### Problem
Find each line with the word "Louisiana" in it, then give the total alone.

[Stored records]

◇ ◇ ◇

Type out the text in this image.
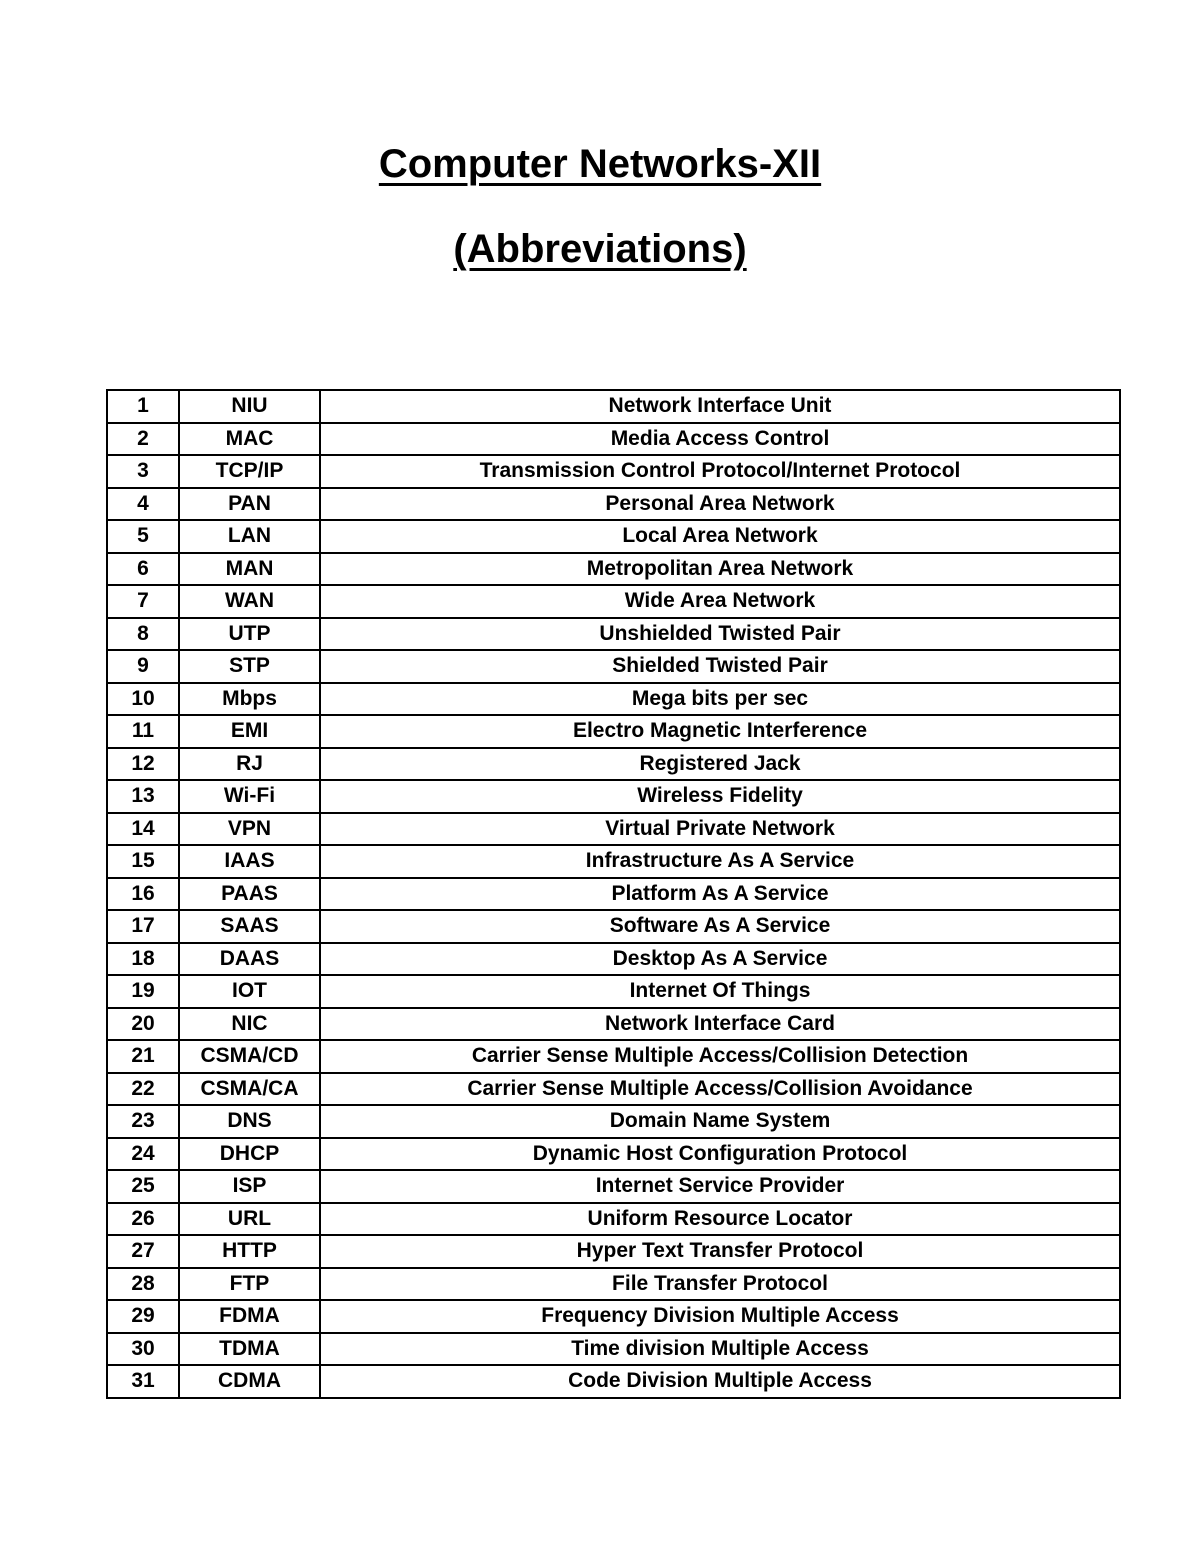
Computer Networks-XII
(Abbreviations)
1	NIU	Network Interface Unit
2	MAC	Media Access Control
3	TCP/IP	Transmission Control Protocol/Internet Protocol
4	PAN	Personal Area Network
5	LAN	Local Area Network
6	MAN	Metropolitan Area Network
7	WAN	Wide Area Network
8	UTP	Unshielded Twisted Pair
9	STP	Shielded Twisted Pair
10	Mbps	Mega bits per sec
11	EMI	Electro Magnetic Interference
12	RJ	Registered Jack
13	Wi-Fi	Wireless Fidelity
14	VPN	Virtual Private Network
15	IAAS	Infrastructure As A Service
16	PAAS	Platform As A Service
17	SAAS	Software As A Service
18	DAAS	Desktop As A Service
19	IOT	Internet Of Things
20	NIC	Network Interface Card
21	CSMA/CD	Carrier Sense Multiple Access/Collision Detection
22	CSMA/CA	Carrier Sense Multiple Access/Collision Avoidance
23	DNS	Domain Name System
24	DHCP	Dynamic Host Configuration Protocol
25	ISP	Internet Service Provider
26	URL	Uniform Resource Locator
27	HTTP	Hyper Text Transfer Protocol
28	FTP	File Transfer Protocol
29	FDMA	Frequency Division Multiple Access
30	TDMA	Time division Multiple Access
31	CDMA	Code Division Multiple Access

◇ ◇ ◇

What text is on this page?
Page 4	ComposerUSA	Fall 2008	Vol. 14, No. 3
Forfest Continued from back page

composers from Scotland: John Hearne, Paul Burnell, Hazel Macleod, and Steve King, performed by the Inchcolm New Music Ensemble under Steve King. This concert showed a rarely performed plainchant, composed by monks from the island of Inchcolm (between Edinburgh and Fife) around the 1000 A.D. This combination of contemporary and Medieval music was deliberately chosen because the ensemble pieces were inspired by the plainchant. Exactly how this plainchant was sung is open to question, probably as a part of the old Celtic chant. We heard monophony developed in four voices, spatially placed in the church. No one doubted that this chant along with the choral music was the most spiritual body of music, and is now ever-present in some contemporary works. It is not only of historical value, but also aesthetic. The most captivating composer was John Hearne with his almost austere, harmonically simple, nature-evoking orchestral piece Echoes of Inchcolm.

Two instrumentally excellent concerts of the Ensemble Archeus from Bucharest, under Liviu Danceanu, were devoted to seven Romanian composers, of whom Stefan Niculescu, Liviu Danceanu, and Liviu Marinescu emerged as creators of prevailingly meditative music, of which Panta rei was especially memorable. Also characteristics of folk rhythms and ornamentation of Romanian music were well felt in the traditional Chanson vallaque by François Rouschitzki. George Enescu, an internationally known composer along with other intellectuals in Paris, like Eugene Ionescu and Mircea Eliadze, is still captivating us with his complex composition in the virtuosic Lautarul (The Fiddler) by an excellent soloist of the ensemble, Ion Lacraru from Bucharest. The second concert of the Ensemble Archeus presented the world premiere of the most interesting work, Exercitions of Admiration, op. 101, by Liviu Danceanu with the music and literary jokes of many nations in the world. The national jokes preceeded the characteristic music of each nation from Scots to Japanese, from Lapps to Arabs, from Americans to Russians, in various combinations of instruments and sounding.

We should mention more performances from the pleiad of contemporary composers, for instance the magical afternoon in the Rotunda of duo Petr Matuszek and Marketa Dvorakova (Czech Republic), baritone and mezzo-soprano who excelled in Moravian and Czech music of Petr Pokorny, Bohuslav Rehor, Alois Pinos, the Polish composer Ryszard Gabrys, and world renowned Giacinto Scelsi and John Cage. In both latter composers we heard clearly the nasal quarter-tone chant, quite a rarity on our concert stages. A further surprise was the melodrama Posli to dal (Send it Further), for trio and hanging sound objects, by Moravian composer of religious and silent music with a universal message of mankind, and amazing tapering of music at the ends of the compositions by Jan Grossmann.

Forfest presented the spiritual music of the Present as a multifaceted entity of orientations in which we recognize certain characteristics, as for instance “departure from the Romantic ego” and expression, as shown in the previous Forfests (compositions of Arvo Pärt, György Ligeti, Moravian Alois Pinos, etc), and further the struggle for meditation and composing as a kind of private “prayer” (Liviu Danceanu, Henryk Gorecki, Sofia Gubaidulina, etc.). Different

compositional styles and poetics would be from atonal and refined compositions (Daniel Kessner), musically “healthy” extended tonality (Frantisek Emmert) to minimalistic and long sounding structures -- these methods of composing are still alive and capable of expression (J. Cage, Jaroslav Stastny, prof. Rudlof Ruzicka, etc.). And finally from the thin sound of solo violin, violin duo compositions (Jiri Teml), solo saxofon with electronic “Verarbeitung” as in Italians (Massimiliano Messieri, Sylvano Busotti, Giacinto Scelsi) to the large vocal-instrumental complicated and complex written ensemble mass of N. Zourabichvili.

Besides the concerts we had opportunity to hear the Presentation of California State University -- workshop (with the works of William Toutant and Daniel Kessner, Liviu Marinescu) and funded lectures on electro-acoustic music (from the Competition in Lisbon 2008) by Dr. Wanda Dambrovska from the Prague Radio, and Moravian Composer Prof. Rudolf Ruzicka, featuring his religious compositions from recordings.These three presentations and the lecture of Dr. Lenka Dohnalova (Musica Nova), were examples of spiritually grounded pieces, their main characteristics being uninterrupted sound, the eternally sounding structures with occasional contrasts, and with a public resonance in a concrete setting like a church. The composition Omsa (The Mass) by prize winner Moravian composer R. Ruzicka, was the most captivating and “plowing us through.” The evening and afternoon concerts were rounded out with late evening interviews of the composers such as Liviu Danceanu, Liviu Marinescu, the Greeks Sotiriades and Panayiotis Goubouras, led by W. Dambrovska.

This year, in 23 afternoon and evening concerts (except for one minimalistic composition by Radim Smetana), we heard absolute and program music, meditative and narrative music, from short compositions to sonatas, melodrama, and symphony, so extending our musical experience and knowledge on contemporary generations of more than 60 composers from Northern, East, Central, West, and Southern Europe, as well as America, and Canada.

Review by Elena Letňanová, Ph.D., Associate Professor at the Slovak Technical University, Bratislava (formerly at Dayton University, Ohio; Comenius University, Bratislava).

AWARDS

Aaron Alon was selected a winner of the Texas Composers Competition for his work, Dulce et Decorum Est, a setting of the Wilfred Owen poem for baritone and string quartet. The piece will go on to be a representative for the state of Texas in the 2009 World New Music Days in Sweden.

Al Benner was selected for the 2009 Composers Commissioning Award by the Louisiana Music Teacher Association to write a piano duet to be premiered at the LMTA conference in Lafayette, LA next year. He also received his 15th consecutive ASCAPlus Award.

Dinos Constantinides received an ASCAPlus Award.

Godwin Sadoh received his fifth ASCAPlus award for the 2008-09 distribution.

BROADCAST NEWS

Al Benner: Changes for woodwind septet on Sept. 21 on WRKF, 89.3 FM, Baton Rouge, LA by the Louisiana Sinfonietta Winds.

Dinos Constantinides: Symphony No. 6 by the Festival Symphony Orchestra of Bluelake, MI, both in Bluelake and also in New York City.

◇ ◇ ◇

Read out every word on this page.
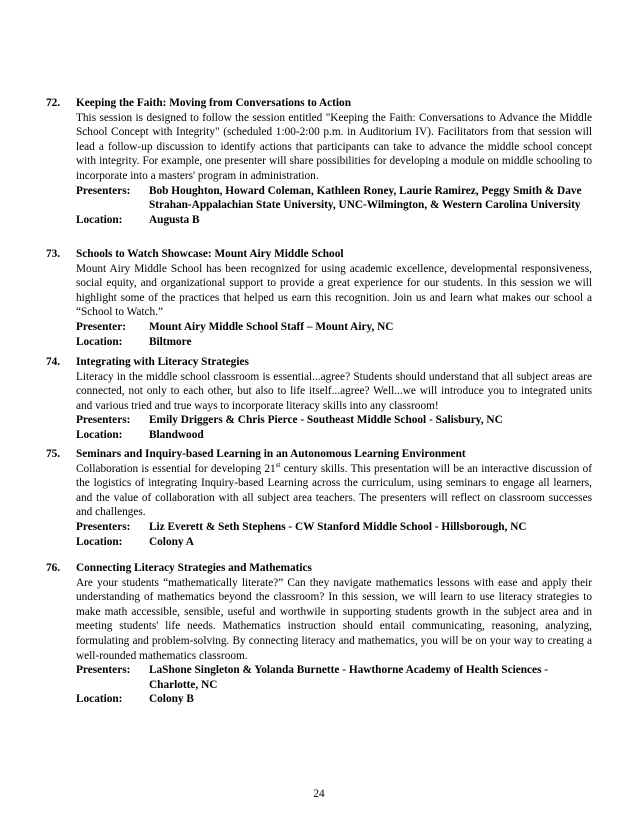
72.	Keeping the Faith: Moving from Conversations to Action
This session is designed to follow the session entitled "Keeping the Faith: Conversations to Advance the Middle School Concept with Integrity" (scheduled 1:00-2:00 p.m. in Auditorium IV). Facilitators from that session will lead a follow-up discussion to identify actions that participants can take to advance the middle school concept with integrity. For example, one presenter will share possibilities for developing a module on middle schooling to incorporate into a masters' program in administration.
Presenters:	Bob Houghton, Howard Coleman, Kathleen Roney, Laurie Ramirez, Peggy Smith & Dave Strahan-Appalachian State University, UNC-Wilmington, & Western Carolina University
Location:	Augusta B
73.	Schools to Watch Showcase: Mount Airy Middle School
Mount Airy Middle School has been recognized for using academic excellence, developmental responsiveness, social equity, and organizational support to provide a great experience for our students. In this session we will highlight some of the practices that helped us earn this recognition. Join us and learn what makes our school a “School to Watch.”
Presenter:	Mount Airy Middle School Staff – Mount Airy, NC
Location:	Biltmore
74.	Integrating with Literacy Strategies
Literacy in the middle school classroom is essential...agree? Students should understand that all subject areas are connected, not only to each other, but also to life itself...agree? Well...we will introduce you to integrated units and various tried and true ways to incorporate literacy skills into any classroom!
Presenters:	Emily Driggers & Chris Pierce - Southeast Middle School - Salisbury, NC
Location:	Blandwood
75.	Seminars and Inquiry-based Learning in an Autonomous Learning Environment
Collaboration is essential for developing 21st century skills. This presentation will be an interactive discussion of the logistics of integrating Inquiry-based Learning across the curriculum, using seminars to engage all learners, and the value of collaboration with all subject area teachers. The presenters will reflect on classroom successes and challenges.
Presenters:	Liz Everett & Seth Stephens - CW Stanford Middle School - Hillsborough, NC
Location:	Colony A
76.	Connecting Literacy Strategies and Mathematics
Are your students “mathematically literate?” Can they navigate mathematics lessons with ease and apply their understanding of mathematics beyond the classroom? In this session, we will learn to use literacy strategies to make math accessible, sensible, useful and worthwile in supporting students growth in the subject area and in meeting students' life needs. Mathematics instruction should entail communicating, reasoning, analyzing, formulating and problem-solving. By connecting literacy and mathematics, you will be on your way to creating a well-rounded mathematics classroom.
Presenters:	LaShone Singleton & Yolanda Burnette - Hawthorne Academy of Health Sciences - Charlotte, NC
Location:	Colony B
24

◇ ◇ ◇

### Task answer
2